DIRECTIONS — Write out the rows below exactly as they appear, from the first one through the line containing "author-name[interactable]: yyuppls bbox=[12, 1523, 93, 1532]".

RECORD EXCERPTS —
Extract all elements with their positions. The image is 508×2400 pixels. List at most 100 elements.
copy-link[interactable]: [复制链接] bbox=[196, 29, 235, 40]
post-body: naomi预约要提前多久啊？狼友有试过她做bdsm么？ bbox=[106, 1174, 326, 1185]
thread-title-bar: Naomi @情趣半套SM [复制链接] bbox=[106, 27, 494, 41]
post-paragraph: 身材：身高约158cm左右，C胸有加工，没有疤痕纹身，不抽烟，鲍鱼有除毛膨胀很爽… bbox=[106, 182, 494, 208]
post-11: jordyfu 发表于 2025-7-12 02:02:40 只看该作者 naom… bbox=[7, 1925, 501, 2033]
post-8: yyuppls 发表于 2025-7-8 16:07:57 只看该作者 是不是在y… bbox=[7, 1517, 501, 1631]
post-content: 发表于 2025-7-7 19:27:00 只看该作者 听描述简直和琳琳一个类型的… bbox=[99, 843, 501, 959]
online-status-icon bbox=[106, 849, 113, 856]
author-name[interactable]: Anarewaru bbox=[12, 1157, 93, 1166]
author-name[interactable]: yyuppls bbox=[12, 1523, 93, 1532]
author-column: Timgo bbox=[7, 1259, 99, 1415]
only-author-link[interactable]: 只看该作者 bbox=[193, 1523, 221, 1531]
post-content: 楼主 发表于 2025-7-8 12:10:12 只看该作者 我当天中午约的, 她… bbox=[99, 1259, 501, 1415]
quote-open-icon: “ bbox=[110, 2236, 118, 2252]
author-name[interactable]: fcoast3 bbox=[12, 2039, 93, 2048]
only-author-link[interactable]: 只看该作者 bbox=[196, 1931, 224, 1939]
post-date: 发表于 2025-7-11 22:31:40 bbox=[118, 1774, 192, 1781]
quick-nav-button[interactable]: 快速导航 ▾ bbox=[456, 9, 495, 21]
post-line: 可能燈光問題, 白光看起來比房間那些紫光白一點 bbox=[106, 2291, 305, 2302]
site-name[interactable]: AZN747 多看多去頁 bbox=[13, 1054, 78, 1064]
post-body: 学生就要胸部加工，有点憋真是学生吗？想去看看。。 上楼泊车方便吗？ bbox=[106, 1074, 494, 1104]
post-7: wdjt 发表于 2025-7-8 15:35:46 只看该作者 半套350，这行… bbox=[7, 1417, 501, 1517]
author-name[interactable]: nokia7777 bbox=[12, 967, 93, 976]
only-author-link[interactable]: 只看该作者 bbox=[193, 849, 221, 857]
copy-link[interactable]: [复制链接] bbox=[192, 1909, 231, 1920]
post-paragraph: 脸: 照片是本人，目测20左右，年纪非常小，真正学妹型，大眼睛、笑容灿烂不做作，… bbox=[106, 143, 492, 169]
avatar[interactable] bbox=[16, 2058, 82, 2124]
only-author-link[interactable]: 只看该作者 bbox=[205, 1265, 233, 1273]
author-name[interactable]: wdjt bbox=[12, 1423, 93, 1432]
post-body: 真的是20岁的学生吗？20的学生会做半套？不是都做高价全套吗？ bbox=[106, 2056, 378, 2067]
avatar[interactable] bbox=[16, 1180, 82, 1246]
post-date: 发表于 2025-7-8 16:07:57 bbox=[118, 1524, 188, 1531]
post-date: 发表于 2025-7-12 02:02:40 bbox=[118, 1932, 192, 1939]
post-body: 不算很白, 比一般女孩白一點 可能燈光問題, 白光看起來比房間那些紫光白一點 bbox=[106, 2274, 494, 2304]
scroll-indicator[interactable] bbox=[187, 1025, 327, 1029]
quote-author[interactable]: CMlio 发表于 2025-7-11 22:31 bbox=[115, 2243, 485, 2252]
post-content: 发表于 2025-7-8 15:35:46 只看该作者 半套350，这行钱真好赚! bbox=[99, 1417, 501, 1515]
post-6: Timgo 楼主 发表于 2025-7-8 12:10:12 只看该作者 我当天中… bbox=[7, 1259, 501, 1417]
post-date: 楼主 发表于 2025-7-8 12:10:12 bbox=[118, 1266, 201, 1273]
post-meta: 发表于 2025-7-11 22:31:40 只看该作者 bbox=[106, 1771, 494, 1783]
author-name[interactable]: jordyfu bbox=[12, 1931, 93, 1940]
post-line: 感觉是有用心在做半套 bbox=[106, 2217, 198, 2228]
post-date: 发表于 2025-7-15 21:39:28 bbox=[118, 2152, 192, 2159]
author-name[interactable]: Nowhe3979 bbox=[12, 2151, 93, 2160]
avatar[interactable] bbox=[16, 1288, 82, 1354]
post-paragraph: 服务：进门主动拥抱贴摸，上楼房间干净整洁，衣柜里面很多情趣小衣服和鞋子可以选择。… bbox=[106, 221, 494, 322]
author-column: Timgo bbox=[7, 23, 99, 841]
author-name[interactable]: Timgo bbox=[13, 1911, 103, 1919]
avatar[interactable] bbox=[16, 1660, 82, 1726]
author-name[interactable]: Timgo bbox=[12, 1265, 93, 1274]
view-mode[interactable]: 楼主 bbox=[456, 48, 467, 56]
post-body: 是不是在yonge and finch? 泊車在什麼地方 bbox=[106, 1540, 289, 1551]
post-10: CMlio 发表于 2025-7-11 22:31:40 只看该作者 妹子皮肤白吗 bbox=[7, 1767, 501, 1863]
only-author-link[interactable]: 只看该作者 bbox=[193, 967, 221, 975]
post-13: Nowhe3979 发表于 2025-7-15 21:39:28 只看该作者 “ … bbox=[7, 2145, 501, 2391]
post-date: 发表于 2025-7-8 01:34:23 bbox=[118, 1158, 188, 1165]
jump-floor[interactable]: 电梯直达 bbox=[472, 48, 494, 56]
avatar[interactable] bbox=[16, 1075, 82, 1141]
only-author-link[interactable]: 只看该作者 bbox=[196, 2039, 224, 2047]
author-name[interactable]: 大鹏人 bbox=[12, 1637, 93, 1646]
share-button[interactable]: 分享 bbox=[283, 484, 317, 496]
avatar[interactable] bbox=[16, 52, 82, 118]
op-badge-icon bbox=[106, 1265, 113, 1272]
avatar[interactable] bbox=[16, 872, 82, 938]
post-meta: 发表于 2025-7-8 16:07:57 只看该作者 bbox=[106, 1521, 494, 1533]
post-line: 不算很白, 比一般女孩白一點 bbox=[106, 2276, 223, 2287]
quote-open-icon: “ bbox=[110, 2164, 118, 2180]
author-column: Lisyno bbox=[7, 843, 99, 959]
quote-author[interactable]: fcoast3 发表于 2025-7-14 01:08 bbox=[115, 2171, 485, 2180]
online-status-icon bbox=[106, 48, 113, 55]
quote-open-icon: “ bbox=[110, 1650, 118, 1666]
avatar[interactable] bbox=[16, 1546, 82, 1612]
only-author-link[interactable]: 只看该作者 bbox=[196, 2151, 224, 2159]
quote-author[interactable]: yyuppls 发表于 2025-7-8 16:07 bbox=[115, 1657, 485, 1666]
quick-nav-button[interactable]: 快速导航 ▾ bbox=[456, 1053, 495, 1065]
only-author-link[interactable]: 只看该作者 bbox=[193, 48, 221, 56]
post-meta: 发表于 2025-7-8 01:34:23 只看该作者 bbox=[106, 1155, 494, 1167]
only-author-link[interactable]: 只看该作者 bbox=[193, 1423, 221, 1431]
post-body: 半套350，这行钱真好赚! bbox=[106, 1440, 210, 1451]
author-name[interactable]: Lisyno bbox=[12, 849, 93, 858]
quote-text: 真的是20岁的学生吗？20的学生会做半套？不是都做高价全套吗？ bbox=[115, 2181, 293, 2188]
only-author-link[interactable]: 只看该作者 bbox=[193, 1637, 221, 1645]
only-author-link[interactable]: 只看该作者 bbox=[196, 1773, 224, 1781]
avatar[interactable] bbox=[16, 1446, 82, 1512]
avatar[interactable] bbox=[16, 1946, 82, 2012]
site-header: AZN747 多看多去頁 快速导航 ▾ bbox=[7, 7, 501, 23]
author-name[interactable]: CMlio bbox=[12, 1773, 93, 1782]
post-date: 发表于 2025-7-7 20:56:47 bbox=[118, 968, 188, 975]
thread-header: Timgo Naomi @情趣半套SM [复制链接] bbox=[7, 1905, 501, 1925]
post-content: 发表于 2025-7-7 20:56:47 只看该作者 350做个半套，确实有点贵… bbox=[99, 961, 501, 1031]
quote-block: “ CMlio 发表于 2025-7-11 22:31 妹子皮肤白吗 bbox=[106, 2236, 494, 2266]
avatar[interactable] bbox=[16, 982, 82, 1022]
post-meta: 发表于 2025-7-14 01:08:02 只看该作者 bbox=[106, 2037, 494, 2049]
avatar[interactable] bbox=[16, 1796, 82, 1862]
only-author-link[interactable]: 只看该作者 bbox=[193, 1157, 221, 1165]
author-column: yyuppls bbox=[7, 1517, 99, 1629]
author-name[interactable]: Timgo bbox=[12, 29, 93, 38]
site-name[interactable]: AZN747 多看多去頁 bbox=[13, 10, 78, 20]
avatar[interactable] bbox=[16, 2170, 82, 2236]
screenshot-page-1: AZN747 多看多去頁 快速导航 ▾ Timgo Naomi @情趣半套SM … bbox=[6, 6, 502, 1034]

OUTPUT —
Extract all elements with their positions. The image is 508×2400 pixels. List at most 100 elements.
copy-link[interactable]: [复制链接] bbox=[196, 29, 235, 40]
post-body: naomi预约要提前多久啊？狼友有试过她做bdsm么？ bbox=[106, 1174, 326, 1185]
thread-title-bar: Naomi @情趣半套SM [复制链接] bbox=[106, 27, 494, 41]
post-paragraph: 身材：身高约158cm左右，C胸有加工，没有疤痕纹身，不抽烟，鲍鱼有除毛膨胀很爽… bbox=[106, 182, 494, 208]
post-11: jordyfu 发表于 2025-7-12 02:02:40 只看该作者 naom… bbox=[7, 1925, 501, 2033]
post-8: yyuppls 发表于 2025-7-8 16:07:57 只看该作者 是不是在y… bbox=[7, 1517, 501, 1631]
post-content: 发表于 2025-7-7 19:27:00 只看该作者 听描述简直和琳琳一个类型的… bbox=[99, 843, 501, 959]
online-status-icon bbox=[106, 849, 113, 856]
author-name[interactable]: Anarewaru bbox=[12, 1157, 93, 1166]
author-name[interactable]: yyuppls bbox=[12, 1523, 93, 1532]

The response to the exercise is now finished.